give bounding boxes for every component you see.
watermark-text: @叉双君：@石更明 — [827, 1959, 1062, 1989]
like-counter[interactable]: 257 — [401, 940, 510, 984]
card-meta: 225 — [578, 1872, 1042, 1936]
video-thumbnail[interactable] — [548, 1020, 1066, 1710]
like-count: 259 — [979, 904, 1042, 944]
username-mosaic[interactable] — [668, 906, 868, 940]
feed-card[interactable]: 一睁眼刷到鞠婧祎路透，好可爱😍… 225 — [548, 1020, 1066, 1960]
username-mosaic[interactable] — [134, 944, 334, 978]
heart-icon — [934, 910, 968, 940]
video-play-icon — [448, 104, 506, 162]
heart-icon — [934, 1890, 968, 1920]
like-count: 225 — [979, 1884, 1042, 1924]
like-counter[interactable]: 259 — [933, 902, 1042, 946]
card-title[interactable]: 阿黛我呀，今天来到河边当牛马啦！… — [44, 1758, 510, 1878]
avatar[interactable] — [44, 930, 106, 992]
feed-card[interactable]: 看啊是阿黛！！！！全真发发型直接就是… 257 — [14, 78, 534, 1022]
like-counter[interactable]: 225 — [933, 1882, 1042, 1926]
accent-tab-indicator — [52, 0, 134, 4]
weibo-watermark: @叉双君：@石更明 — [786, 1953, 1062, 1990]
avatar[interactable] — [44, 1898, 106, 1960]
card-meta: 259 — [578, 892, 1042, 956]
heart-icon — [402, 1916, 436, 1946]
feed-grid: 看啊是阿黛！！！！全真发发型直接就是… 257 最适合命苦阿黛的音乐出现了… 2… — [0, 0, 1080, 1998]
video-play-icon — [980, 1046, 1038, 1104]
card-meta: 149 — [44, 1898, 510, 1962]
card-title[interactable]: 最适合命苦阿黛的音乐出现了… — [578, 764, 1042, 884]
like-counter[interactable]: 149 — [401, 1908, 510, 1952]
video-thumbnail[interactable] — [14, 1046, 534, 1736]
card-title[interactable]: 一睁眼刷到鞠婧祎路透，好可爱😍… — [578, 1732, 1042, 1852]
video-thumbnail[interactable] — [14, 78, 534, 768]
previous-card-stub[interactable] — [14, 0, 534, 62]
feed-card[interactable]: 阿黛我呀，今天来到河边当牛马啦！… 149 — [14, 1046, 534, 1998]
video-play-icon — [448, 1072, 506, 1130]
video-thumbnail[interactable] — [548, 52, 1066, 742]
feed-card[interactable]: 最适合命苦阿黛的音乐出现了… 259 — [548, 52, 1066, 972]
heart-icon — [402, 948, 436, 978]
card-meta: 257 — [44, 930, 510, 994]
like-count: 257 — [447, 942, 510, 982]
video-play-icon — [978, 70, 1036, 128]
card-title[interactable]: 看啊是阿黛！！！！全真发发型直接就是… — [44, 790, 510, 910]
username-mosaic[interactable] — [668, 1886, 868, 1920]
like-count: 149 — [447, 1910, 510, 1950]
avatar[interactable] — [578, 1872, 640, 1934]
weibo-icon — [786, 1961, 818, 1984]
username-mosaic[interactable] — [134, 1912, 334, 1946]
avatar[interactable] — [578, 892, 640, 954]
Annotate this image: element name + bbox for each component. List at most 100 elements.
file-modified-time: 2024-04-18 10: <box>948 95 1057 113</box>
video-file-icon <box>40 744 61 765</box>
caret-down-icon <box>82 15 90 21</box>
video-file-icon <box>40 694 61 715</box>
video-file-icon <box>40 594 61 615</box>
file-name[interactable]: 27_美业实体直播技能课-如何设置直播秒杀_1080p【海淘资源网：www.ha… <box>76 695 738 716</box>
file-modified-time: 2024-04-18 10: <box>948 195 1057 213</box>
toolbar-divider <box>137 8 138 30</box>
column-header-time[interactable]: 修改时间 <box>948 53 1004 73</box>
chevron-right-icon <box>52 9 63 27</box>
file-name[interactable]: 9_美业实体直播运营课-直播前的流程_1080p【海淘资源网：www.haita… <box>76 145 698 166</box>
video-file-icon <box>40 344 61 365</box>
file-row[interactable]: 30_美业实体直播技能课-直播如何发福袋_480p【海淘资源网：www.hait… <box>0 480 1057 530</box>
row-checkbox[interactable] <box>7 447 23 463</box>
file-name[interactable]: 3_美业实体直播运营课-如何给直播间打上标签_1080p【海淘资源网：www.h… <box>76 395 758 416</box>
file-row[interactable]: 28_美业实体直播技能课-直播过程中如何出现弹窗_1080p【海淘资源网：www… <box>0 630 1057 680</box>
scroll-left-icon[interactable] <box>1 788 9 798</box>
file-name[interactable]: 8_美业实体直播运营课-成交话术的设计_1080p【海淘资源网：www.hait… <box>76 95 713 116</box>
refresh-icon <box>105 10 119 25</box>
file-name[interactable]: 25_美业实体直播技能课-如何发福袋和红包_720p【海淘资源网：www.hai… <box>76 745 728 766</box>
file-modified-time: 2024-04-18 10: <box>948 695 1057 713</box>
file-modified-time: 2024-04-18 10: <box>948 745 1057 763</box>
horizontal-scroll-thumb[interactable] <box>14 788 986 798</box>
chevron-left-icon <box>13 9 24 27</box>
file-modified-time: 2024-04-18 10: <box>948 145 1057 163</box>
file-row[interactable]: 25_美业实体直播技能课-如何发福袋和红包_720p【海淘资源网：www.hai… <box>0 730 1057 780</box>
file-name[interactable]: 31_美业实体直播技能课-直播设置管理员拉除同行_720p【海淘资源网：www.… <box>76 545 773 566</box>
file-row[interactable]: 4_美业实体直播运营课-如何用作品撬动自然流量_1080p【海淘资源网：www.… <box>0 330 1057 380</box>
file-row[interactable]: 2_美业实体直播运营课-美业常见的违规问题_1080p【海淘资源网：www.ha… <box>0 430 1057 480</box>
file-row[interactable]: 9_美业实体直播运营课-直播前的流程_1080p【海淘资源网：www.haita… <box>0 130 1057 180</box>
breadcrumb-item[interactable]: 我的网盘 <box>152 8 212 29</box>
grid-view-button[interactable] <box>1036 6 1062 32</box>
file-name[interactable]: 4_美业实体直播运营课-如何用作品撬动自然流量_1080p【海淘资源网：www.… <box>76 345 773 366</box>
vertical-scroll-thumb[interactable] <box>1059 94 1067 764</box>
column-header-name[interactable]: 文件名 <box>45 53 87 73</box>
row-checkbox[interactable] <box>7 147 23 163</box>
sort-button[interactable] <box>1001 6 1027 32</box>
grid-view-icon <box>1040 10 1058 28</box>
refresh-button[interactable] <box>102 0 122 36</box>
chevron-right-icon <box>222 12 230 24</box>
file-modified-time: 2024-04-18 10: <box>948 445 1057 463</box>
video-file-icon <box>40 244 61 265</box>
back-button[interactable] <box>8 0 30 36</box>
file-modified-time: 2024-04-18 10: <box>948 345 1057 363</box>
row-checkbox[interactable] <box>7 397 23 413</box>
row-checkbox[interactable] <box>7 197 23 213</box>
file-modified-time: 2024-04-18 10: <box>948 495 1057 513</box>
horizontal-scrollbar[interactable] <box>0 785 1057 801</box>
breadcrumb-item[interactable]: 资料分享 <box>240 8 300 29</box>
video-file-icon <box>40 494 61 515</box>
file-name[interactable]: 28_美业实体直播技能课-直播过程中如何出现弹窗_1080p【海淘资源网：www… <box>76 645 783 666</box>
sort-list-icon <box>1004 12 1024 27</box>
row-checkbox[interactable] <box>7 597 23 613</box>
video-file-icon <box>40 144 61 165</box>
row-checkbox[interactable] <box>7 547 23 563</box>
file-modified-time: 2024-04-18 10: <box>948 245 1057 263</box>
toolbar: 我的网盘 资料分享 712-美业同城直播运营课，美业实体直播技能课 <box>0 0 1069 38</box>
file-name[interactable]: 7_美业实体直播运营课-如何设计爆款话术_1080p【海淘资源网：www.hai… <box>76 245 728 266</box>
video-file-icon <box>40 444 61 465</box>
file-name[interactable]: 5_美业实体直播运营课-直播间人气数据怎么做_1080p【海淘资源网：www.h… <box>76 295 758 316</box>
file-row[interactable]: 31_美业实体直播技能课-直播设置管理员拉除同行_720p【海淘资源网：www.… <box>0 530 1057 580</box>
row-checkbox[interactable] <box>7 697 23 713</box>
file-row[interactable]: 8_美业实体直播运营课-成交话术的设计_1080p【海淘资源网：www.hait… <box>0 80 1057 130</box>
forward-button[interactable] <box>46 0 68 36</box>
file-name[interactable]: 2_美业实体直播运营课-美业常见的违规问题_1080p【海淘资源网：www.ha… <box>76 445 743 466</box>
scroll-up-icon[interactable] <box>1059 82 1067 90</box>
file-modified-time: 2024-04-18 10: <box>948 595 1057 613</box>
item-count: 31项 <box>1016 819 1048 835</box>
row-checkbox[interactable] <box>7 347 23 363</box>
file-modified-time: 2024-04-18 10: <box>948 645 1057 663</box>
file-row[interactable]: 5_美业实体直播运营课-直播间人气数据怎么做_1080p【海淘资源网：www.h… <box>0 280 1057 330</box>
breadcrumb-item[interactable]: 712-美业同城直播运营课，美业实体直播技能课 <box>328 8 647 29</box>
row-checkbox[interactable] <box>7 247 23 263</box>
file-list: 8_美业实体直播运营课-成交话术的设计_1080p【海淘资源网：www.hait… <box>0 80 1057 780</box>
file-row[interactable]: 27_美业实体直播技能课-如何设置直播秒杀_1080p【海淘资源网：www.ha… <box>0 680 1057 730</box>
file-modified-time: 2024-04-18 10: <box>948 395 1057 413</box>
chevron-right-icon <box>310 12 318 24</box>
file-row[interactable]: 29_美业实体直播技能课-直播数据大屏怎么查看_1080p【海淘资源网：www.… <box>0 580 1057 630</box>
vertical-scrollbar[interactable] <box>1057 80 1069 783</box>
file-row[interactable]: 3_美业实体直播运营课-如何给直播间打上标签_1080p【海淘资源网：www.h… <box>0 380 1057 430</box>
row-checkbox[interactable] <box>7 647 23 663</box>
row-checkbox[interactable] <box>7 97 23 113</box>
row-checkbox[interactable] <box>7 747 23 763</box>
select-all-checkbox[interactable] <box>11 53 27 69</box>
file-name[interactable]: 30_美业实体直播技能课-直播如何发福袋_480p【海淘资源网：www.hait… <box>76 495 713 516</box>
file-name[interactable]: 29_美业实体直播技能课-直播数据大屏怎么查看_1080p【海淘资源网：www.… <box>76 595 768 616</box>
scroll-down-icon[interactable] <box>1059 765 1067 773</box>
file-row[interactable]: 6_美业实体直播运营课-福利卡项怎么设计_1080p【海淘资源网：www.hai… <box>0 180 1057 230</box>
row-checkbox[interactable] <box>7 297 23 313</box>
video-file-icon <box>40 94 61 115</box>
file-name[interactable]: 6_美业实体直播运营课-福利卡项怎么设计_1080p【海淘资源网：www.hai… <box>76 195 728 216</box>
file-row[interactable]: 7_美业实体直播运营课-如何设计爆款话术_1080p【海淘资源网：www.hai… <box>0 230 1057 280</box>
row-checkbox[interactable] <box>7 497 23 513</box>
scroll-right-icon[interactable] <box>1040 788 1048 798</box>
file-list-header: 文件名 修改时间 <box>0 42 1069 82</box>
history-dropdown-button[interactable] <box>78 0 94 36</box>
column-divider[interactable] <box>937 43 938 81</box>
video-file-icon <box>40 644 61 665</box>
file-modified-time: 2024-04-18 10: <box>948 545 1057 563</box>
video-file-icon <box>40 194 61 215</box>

::::::::::

Problem:
Lay out the data from its first line through the line containing "card-meta: 257 — [44, 930, 510, 994]" as a Markdown table with an Index column numbering each row and a Content column holding the line itself. Skip blank lines.

Solution:
| Index | Content |
|---|---|
| 1 | give bounding boxes for every component you see. |
| 2 | watermark-text: @叉双君：@石更明 — [827, 1959, 1062, 1989] |
| 3 | like-counter[interactable]: 257 — [401, 940, 510, 984] |
| 4 | card-meta: 225 — [578, 1872, 1042, 1936] |
| 5 | video-thumbnail[interactable] — [548, 1020, 1066, 1710] |
| 6 | like-count: 259 — [979, 904, 1042, 944] |
| 7 | username-mosaic[interactable] — [668, 906, 868, 940] |
| 8 | feed-card[interactable]: 一睁眼刷到鞠婧祎路透，好可爱😍… 225 — [548, 1020, 1066, 1960] |
| 9 | username-mosaic[interactable] — [134, 944, 334, 978] |
| 10 | heart-icon — [934, 910, 968, 940] |
| 11 | video-play-icon — [448, 104, 506, 162] |
| 12 | heart-icon — [934, 1890, 968, 1920] |
| 13 | like-count: 225 — [979, 1884, 1042, 1924] |
| 14 | like-counter[interactable]: 259 — [933, 902, 1042, 946] |
| 15 | card-title[interactable]: 阿黛我呀，今天来到河边当牛马啦！… — [44, 1758, 510, 1878] |
| 16 | avatar[interactable] — [44, 930, 106, 992] |
| 17 | feed-card[interactable]: 看啊是阿黛！！！！全真发发型直接就是… 257 — [14, 78, 534, 1022] |
| 18 | like-counter[interactable]: 225 — [933, 1882, 1042, 1926] |
| 19 | accent-tab-indicator — [52, 0, 134, 4] |
| 20 | weibo-watermark: @叉双君：@石更明 — [786, 1953, 1062, 1990] |
| 21 | avatar[interactable] — [44, 1898, 106, 1960] |
| 22 | card-meta: 259 — [578, 892, 1042, 956] |
| 23 | heart-icon — [402, 1916, 436, 1946] |
| 24 | feed-grid: 看啊是阿黛！！！！全真发发型直接就是… 257 最适合命苦阿黛的音乐出现了… 2… — [0, 0, 1080, 1998] |
| 25 | video-play-icon — [980, 1046, 1038, 1104] |
| 26 | card-meta: 149 — [44, 1898, 510, 1962] |
| 27 | card-title[interactable]: 最适合命苦阿黛的音乐出现了… — [578, 764, 1042, 884] |
| 28 | like-counter[interactable]: 149 — [401, 1908, 510, 1952] |
| 29 | video-thumbnail[interactable] — [14, 1046, 534, 1736] |
| 30 | card-title[interactable]: 一睁眼刷到鞠婧祎路透，好可爱😍… — [578, 1732, 1042, 1852] |
| 31 | video-thumbnail[interactable] — [14, 78, 534, 768] |
| 32 | previous-card-stub[interactable] — [14, 0, 534, 62] |
| 33 | feed-card[interactable]: 阿黛我呀，今天来到河边当牛马啦！… 149 — [14, 1046, 534, 1998] |
| 34 | video-play-icon — [448, 1072, 506, 1130] |
| 35 | video-thumbnail[interactable] — [548, 52, 1066, 742] |
| 36 | feed-card[interactable]: 最适合命苦阿黛的音乐出现了… 259 — [548, 52, 1066, 972] |
| 37 | heart-icon — [402, 948, 436, 978] |
| 38 | card-meta: 257 — [44, 930, 510, 994] |